# START OF Provided data
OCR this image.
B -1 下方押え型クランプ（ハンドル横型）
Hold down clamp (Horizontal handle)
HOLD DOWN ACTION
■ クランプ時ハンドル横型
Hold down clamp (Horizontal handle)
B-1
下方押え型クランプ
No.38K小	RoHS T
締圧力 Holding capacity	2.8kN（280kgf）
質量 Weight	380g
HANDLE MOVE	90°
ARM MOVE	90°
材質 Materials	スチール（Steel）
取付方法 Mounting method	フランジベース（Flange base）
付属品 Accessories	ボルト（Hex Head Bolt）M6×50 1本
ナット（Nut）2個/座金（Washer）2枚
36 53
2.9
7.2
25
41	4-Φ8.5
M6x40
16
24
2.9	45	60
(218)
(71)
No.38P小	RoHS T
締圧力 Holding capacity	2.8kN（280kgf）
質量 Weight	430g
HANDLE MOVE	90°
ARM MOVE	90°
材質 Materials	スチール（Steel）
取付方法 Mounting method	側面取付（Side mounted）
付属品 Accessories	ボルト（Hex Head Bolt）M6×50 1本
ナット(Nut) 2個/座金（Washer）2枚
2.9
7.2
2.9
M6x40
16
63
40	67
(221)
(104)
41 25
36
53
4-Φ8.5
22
# END OF Provided data
__Exercise brief__: Exactly reproduce the material above.

__Task output__:
OCR this image.
B -1 下方押え型クランプ（ハンドル横型）
Hold down clamp (Horizontal handle)
HOLD DOWN ACTION
■ クランプ時ハンドル横型
Hold down clamp (Horizontal handle)
B-1
下方押え型クランプ
No.38K小	RoHS T
締圧力 Holding capacity	2.8kN（280kgf）
質量 Weight	380g
HANDLE MOVE	90°
ARM MOVE	90°
材質 Materials	スチール（Steel）
取付方法 Mounting method	フランジベース（Flange base）
付属品 Accessories	ボルト（Hex Head Bolt）M6×50 1本
ナット（Nut）2個/座金（Washer）2枚
36 53
2.9
7.2
25
41	4-Φ8.5
M6x40
16
24
2.9	45	60
(218)
(71)
No.38P小	RoHS T
締圧力 Holding capacity	2.8kN（280kgf）
質量 Weight	430g
HANDLE MOVE	90°
ARM MOVE	90°
材質 Materials	スチール（Steel）
取付方法 Mounting method	側面取付（Side mounted）
付属品 Accessories	ボルト（Hex Head Bolt）M6×50 1本
ナット(Nut) 2個/座金（Washer）2枚
2.9
7.2
2.9
M6x40
16
63
40	67
(221)
(104)
41 25
36
53
4-Φ8.5
22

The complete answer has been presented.